Short exercise |
Write out the data below in full. Keep it exact.

::::::::::

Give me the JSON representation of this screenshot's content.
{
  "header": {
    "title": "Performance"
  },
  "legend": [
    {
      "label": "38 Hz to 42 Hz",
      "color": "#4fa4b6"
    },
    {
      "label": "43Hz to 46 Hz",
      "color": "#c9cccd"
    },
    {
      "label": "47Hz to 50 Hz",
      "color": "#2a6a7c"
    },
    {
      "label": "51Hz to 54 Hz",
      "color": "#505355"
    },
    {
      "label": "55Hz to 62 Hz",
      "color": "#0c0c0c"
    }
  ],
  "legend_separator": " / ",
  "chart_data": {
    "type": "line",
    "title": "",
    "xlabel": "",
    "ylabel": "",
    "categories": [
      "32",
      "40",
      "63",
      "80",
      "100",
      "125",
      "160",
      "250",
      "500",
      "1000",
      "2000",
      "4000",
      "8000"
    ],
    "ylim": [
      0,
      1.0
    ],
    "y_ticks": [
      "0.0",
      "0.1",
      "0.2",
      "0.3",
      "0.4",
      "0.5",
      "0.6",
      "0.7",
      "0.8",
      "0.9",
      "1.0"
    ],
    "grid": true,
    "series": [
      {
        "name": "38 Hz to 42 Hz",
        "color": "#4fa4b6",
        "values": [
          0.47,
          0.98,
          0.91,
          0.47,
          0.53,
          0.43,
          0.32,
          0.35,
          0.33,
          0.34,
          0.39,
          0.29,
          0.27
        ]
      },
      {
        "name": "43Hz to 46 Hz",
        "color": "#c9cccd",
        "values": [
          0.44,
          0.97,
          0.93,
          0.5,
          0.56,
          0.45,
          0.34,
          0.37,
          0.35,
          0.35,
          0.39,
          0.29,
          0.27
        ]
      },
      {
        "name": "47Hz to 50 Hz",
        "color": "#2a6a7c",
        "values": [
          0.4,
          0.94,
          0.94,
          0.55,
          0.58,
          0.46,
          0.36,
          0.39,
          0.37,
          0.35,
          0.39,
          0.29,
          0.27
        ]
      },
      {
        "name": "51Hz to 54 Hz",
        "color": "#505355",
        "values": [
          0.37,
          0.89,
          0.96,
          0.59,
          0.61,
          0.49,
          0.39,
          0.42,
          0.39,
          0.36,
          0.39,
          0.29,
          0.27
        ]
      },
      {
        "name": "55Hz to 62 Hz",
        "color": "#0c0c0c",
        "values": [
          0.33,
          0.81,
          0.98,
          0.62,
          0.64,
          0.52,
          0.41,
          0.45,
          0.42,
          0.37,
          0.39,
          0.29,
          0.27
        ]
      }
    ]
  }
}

::::::::::

The solution |
Give me the JSON representation of this screenshot's content.
{
  "header": {
    "title": "Performance"
  },
  "legend": [
    {
      "label": "38 Hz to 42 Hz",
      "color": "#4fa4b6"
    },
    {
      "label": "43Hz to 46 Hz",
      "color": "#c9cccd"
    },
    {
      "label": "47Hz to 50 Hz",
      "color": "#2a6a7c"
    },
    {
      "label": "51Hz to 54 Hz",
      "color": "#505355"
    },
    {
      "label": "55Hz to 62 Hz",
      "color": "#0c0c0c"
    }
  ],
  "legend_separator": " / ",
  "chart_data": {
    "type": "line",
    "title": "",
    "xlabel": "",
    "ylabel": "",
    "categories": [
      "32",
      "40",
      "63",
      "80",
      "100",
      "125",
      "160",
      "250",
      "500",
      "1000",
      "2000",
      "4000",
      "8000"
    ],
    "ylim": [
      0,
      1.0
    ],
    "y_ticks": [
      "0.0",
      "0.1",
      "0.2",
      "0.3",
      "0.4",
      "0.5",
      "0.6",
      "0.7",
      "0.8",
      "0.9",
      "1.0"
    ],
    "grid": true,
    "series": [
      {
        "name": "38 Hz to 42 Hz",
        "color": "#4fa4b6",
        "values": [
          0.47,
          0.98,
          0.91,
          0.47,
          0.53,
          0.43,
          0.32,
          0.35,
          0.33,
          0.34,
          0.39,
          0.29,
          0.27
        ]
      },
      {
        "name": "43Hz to 46 Hz",
        "color": "#c9cccd",
        "values": [
          0.44,
          0.97,
          0.93,
          0.5,
          0.56,
          0.45,
          0.34,
          0.37,
          0.35,
          0.35,
          0.39,
          0.29,
          0.27
        ]
      },
      {
        "name": "47Hz to 50 Hz",
        "color": "#2a6a7c",
        "values": [
          0.4,
          0.94,
          0.94,
          0.55,
          0.58,
          0.46,
          0.36,
          0.39,
          0.37,
          0.35,
          0.39,
          0.29,
          0.27
        ]
      },
      {
        "name": "51Hz to 54 Hz",
        "color": "#505355",
        "values": [
          0.37,
          0.89,
          0.96,
          0.59,
          0.61,
          0.49,
          0.39,
          0.42,
          0.39,
          0.36,
          0.39,
          0.29,
          0.27
        ]
      },
      {
        "name": "55Hz to 62 Hz",
        "color": "#0c0c0c",
        "values": [
          0.33,
          0.81,
          0.98,
          0.62,
          0.64,
          0.52,
          0.41,
          0.45,
          0.42,
          0.37,
          0.39,
          0.29,
          0.27
        ]
      }
    ]
  }
}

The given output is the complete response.